[Figure record extracts]

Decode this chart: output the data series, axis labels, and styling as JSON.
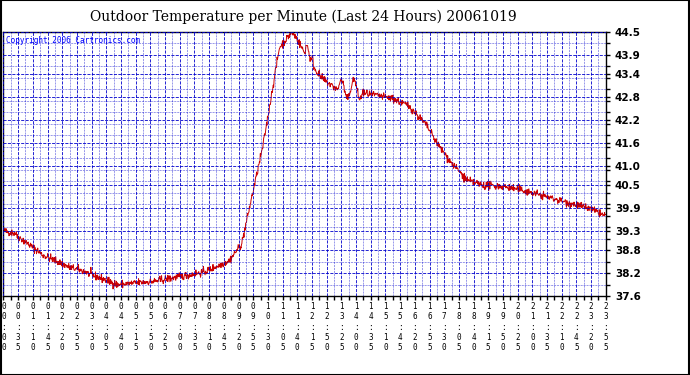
{
  "title": "Outdoor Temperature per Minute (Last 24 Hours) 20061019",
  "copyright": "Copyright 2006 Cartronics.com",
  "background_color": "#ffffff",
  "plot_background": "#ffffff",
  "line_color": "#cc0000",
  "grid_color": "#0000cc",
  "yticks": [
    37.6,
    38.2,
    38.8,
    39.3,
    39.9,
    40.5,
    41.0,
    41.6,
    42.2,
    42.8,
    43.4,
    43.9,
    44.5
  ],
  "ylim": [
    37.6,
    44.5
  ],
  "xtick_labels": [
    "00:00",
    "00:35",
    "01:10",
    "01:45",
    "02:20",
    "02:55",
    "03:30",
    "04:05",
    "04:40",
    "05:15",
    "05:50",
    "06:25",
    "07:00",
    "07:35",
    "08:10",
    "08:45",
    "09:20",
    "09:55",
    "10:30",
    "11:05",
    "11:40",
    "12:15",
    "12:50",
    "13:25",
    "14:00",
    "14:35",
    "15:10",
    "15:45",
    "16:20",
    "16:55",
    "17:30",
    "18:05",
    "18:40",
    "19:15",
    "19:50",
    "20:25",
    "21:00",
    "21:35",
    "22:10",
    "22:45",
    "23:20",
    "23:55"
  ],
  "num_points": 1440
}
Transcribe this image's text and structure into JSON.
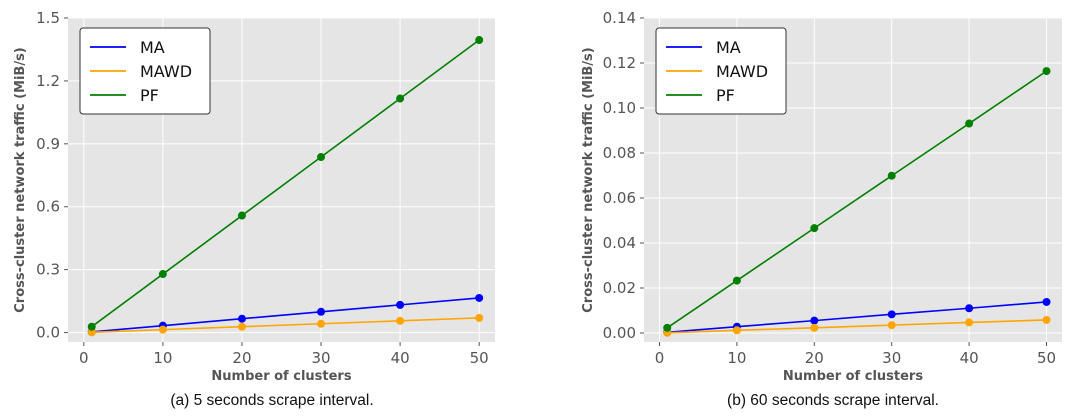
{
  "chart_data": [
    {
      "type": "line",
      "caption": "(a) 5 seconds scrape interval.",
      "xlabel": "Number of clusters",
      "ylabel": "Cross-cluster network traffic (MiB/s)",
      "xlim": [
        -2,
        52
      ],
      "ylim": [
        -0.045,
        1.5
      ],
      "xticks": [
        0,
        10,
        20,
        30,
        40,
        50
      ],
      "yticks": [
        0.0,
        0.3,
        0.6,
        0.9,
        1.2,
        1.5
      ],
      "ytick_labels": [
        "0.0",
        "0.3",
        "0.6",
        "0.9",
        "1.2",
        "1.5"
      ],
      "grid": true,
      "legend_position": "top-left",
      "x": [
        1,
        10,
        20,
        30,
        40,
        50
      ],
      "series": [
        {
          "name": "MA",
          "color": "#0000ff",
          "values": [
            0.003,
            0.033,
            0.066,
            0.099,
            0.132,
            0.165
          ]
        },
        {
          "name": "MAWD",
          "color": "#ffa500",
          "values": [
            0.001,
            0.014,
            0.028,
            0.042,
            0.056,
            0.07
          ]
        },
        {
          "name": "PF",
          "color": "#008000",
          "values": [
            0.028,
            0.279,
            0.558,
            0.837,
            1.116,
            1.395
          ]
        }
      ]
    },
    {
      "type": "line",
      "caption": "(b) 60 seconds scrape interval.",
      "xlabel": "Number of clusters",
      "ylabel": "Cross-cluster network traffic (MiB/s)",
      "xlim": [
        -2,
        52
      ],
      "ylim": [
        -0.004,
        0.14
      ],
      "xticks": [
        0,
        10,
        20,
        30,
        40,
        50
      ],
      "yticks": [
        0.0,
        0.02,
        0.04,
        0.06,
        0.08,
        0.1,
        0.12,
        0.14
      ],
      "ytick_labels": [
        "0.00",
        "0.02",
        "0.04",
        "0.06",
        "0.08",
        "0.10",
        "0.12",
        "0.14"
      ],
      "grid": true,
      "legend_position": "top-left",
      "x": [
        1,
        10,
        20,
        30,
        40,
        50
      ],
      "series": [
        {
          "name": "MA",
          "color": "#0000ff",
          "values": [
            0.0003,
            0.0028,
            0.0055,
            0.0083,
            0.011,
            0.0138
          ]
        },
        {
          "name": "MAWD",
          "color": "#ffa500",
          "values": [
            0.0001,
            0.0012,
            0.0023,
            0.0035,
            0.0047,
            0.0058
          ]
        },
        {
          "name": "PF",
          "color": "#008000",
          "values": [
            0.0023,
            0.0233,
            0.0466,
            0.0699,
            0.0931,
            0.1164
          ]
        }
      ]
    }
  ]
}
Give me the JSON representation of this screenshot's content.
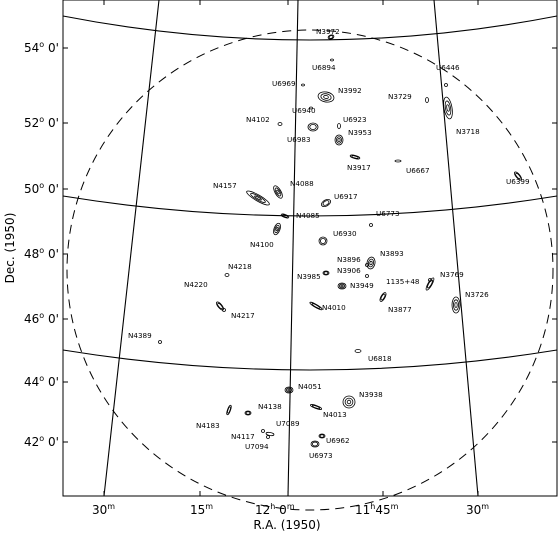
{
  "chart_data": {
    "type": "scatter",
    "title": "",
    "xlabel": "R.A. (1950)",
    "ylabel": "Dec. (1950)",
    "x_ticks": [
      {
        "text": "30",
        "sup": "m"
      },
      {
        "text": "15",
        "sup": "m"
      },
      {
        "text": "12",
        "sup": "h",
        "text2": " 0",
        "sup2": "m"
      },
      {
        "text": "11",
        "sup": "h",
        "text2": "45",
        "sup2": "m"
      },
      {
        "text": "30",
        "sup": "m"
      }
    ],
    "y_ticks": [
      {
        "text": "42",
        "unit": "o",
        "text2": " 0'"
      },
      {
        "text": "44",
        "unit": "o",
        "text2": " 0'"
      },
      {
        "text": "46",
        "unit": "o",
        "text2": " 0'"
      },
      {
        "text": "48",
        "unit": "o",
        "text2": " 0'"
      },
      {
        "text": "50",
        "unit": "o",
        "text2": " 0'"
      },
      {
        "text": "52",
        "unit": "o",
        "text2": " 0'"
      },
      {
        "text": "54",
        "unit": "o",
        "text2": " 0'"
      }
    ],
    "galaxies": [
      {
        "name": "N3972"
      },
      {
        "name": "U6894"
      },
      {
        "name": "U6969"
      },
      {
        "name": "N3992"
      },
      {
        "name": "U6446"
      },
      {
        "name": "N3729"
      },
      {
        "name": "U6940"
      },
      {
        "name": "N4102"
      },
      {
        "name": "U6923"
      },
      {
        "name": "N3953"
      },
      {
        "name": "N3718"
      },
      {
        "name": "U6983"
      },
      {
        "name": "N3917"
      },
      {
        "name": "U6667"
      },
      {
        "name": "U6399"
      },
      {
        "name": "N4157"
      },
      {
        "name": "N4088"
      },
      {
        "name": "U6917"
      },
      {
        "name": "U6773"
      },
      {
        "name": "N4085"
      },
      {
        "name": "U6930"
      },
      {
        "name": "N4100"
      },
      {
        "name": "N3893"
      },
      {
        "name": "N4218"
      },
      {
        "name": "N3896"
      },
      {
        "name": "N3906"
      },
      {
        "name": "N3985"
      },
      {
        "name": "1135+48"
      },
      {
        "name": "N3769"
      },
      {
        "name": "N3949"
      },
      {
        "name": "N4220"
      },
      {
        "name": "N3726"
      },
      {
        "name": "N4010"
      },
      {
        "name": "N3877"
      },
      {
        "name": "N4217"
      },
      {
        "name": "N4389"
      },
      {
        "name": "U6818"
      },
      {
        "name": "N4051"
      },
      {
        "name": "N3938"
      },
      {
        "name": "N4138"
      },
      {
        "name": "N4013"
      },
      {
        "name": "N4183"
      },
      {
        "name": "U7089"
      },
      {
        "name": "N4117"
      },
      {
        "name": "U6962"
      },
      {
        "name": "U7094"
      },
      {
        "name": "U6973"
      }
    ]
  }
}
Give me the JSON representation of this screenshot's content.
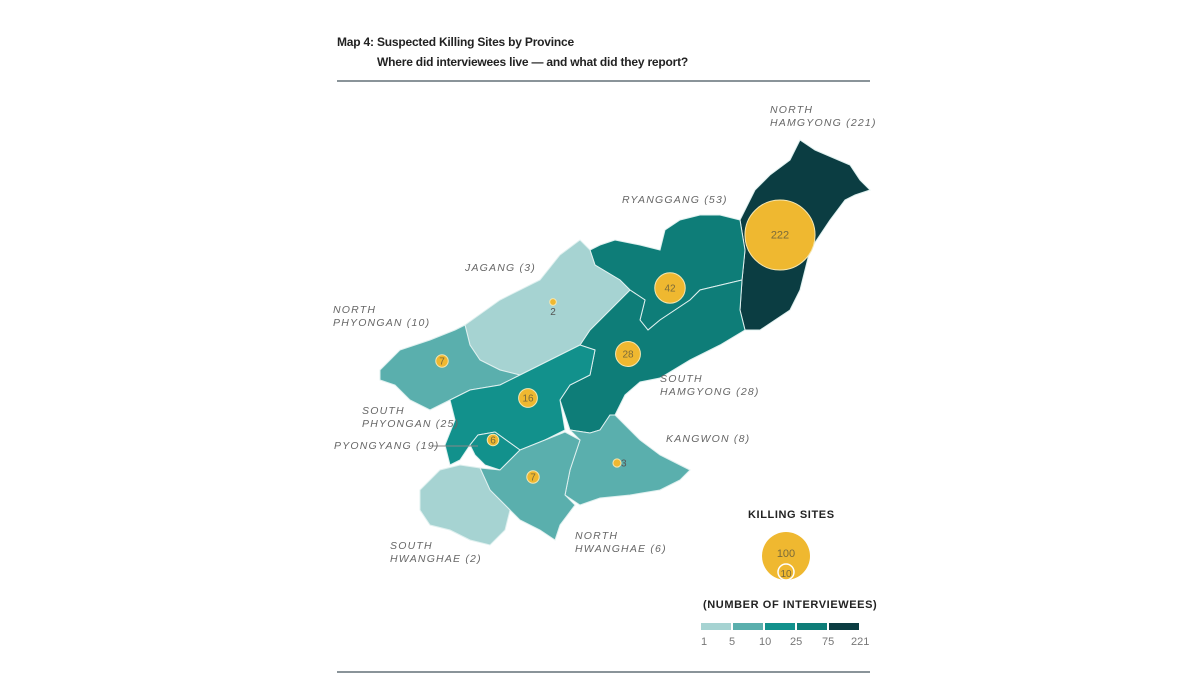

_Exercise details:_
Pictures are to be left out; the records above must be repeated word for word.

_Response:_
Decode this chart: output the data series, axis labels, and styling as JSON.
{
  "title": "Outdoor Temperature per Minute (Last 24 Hours) 20061019",
  "copyright": "Copyright 2006 Cartronics.com",
  "background_color": "#ffffff",
  "plot_background": "#ffffff",
  "line_color": "#cc0000",
  "grid_color": "#0000cc",
  "yticks": [
    37.6,
    38.2,
    38.8,
    39.3,
    39.9,
    40.5,
    41.0,
    41.6,
    42.2,
    42.8,
    43.4,
    43.9,
    44.5
  ],
  "ylim": [
    37.6,
    44.5
  ],
  "xtick_labels": [
    "00:00",
    "00:35",
    "01:10",
    "01:45",
    "02:20",
    "02:55",
    "03:30",
    "04:05",
    "04:40",
    "05:15",
    "05:50",
    "06:25",
    "07:00",
    "07:35",
    "08:10",
    "08:45",
    "09:20",
    "09:55",
    "10:30",
    "11:05",
    "11:40",
    "12:15",
    "12:50",
    "13:25",
    "14:00",
    "14:35",
    "15:10",
    "15:45",
    "16:20",
    "16:55",
    "17:30",
    "18:05",
    "18:40",
    "19:15",
    "19:50",
    "20:25",
    "21:00",
    "21:35",
    "22:10",
    "22:45",
    "23:20",
    "23:55"
  ],
  "num_points": 1440
}
Transcribe this image's text and structure into JSON.
{
  "chart_data": [
    {
      "type": "line",
      "caption": "(a) 5 seconds scrape interval.",
      "xlabel": "Number of clusters",
      "ylabel": "Cross-cluster network traffic (MiB/s)",
      "xlim": [
        -2,
        52
      ],
      "ylim": [
        -0.045,
        1.5
      ],
      "xticks": [
        0,
        10,
        20,
        30,
        40,
        50
      ],
      "yticks": [
        0.0,
        0.3,
        0.6,
        0.9,
        1.2,
        1.5
      ],
      "ytick_labels": [
        "0.0",
        "0.3",
        "0.6",
        "0.9",
        "1.2",
        "1.5"
      ],
      "grid": true,
      "legend_position": "top-left",
      "x": [
        1,
        10,
        20,
        30,
        40,
        50
      ],
      "series": [
        {
          "name": "MA",
          "color": "#0000ff",
          "values": [
            0.003,
            0.033,
            0.066,
            0.099,
            0.132,
            0.165
          ]
        },
        {
          "name": "MAWD",
          "color": "#ffa500",
          "values": [
            0.001,
            0.014,
            0.028,
            0.042,
            0.056,
            0.07
          ]
        },
        {
          "name": "PF",
          "color": "#008000",
          "values": [
            0.028,
            0.279,
            0.558,
            0.837,
            1.116,
            1.395
          ]
        }
      ]
    },
    {
      "type": "line",
      "caption": "(b) 60 seconds scrape interval.",
      "xlabel": "Number of clusters",
      "ylabel": "Cross-cluster network traffic (MiB/s)",
      "xlim": [
        -2,
        52
      ],
      "ylim": [
        -0.004,
        0.14
      ],
      "xticks": [
        0,
        10,
        20,
        30,
        40,
        50
      ],
      "yticks": [
        0.0,
        0.02,
        0.04,
        0.06,
        0.08,
        0.1,
        0.12,
        0.14
      ],
      "ytick_labels": [
        "0.00",
        "0.02",
        "0.04",
        "0.06",
        "0.08",
        "0.10",
        "0.12",
        "0.14"
      ],
      "grid": true,
      "legend_position": "top-left",
      "x": [
        1,
        10,
        20,
        30,
        40,
        50
      ],
      "series": [
        {
          "name": "MA",
          "color": "#0000ff",
          "values": [
            0.0003,
            0.0028,
            0.0055,
            0.0083,
            0.011,
            0.0138
          ]
        },
        {
          "name": "MAWD",
          "color": "#ffa500",
          "values": [
            0.0001,
            0.0012,
            0.0023,
            0.0035,
            0.0047,
            0.0058
          ]
        },
        {
          "name": "PF",
          "color": "#008000",
          "values": [
            0.0023,
            0.0233,
            0.0466,
            0.0699,
            0.0931,
            0.1164
          ]
        }
      ]
    }
  ]
}
Give me the JSON representation of this screenshot's content.
{
  "chart_data": {
    "type": "scatter",
    "title": "",
    "xlabel": "R.A. (1950)",
    "ylabel": "Dec. (1950)",
    "x_ticks": [
      {
        "text": "30",
        "sup": "m"
      },
      {
        "text": "15",
        "sup": "m"
      },
      {
        "text": "12",
        "sup": "h",
        "text2": " 0",
        "sup2": "m"
      },
      {
        "text": "11",
        "sup": "h",
        "text2": "45",
        "sup2": "m"
      },
      {
        "text": "30",
        "sup": "m"
      }
    ],
    "y_ticks": [
      {
        "text": "42",
        "unit": "o",
        "text2": " 0'"
      },
      {
        "text": "44",
        "unit": "o",
        "text2": " 0'"
      },
      {
        "text": "46",
        "unit": "o",
        "text2": " 0'"
      },
      {
        "text": "48",
        "unit": "o",
        "text2": " 0'"
      },
      {
        "text": "50",
        "unit": "o",
        "text2": " 0'"
      },
      {
        "text": "52",
        "unit": "o",
        "text2": " 0'"
      },
      {
        "text": "54",
        "unit": "o",
        "text2": " 0'"
      }
    ],
    "galaxies": [
      {
        "name": "N3972"
      },
      {
        "name": "U6894"
      },
      {
        "name": "U6969"
      },
      {
        "name": "N3992"
      },
      {
        "name": "U6446"
      },
      {
        "name": "N3729"
      },
      {
        "name": "U6940"
      },
      {
        "name": "N4102"
      },
      {
        "name": "U6923"
      },
      {
        "name": "N3953"
      },
      {
        "name": "N3718"
      },
      {
        "name": "U6983"
      },
      {
        "name": "N3917"
      },
      {
        "name": "U6667"
      },
      {
        "name": "U6399"
      },
      {
        "name": "N4157"
      },
      {
        "name": "N4088"
      },
      {
        "name": "U6917"
      },
      {
        "name": "U6773"
      },
      {
        "name": "N4085"
      },
      {
        "name": "U6930"
      },
      {
        "name": "N4100"
      },
      {
        "name": "N3893"
      },
      {
        "name": "N4218"
      },
      {
        "name": "N3896"
      },
      {
        "name": "N3906"
      },
      {
        "name": "N3985"
      },
      {
        "name": "1135+48"
      },
      {
        "name": "N3769"
      },
      {
        "name": "N3949"
      },
      {
        "name": "N4220"
      },
      {
        "name": "N3726"
      },
      {
        "name": "N4010"
      },
      {
        "name": "N3877"
      },
      {
        "name": "N4217"
      },
      {
        "name": "N4389"
      },
      {
        "name": "U6818"
      },
      {
        "name": "N4051"
      },
      {
        "name": "N3938"
      },
      {
        "name": "N4138"
      },
      {
        "name": "N4013"
      },
      {
        "name": "N4183"
      },
      {
        "name": "U7089"
      },
      {
        "name": "N4117"
      },
      {
        "name": "U6962"
      },
      {
        "name": "U7094"
      },
      {
        "name": "U6973"
      }
    ]
  }
}
Give me the JSON representation of this screenshot's content.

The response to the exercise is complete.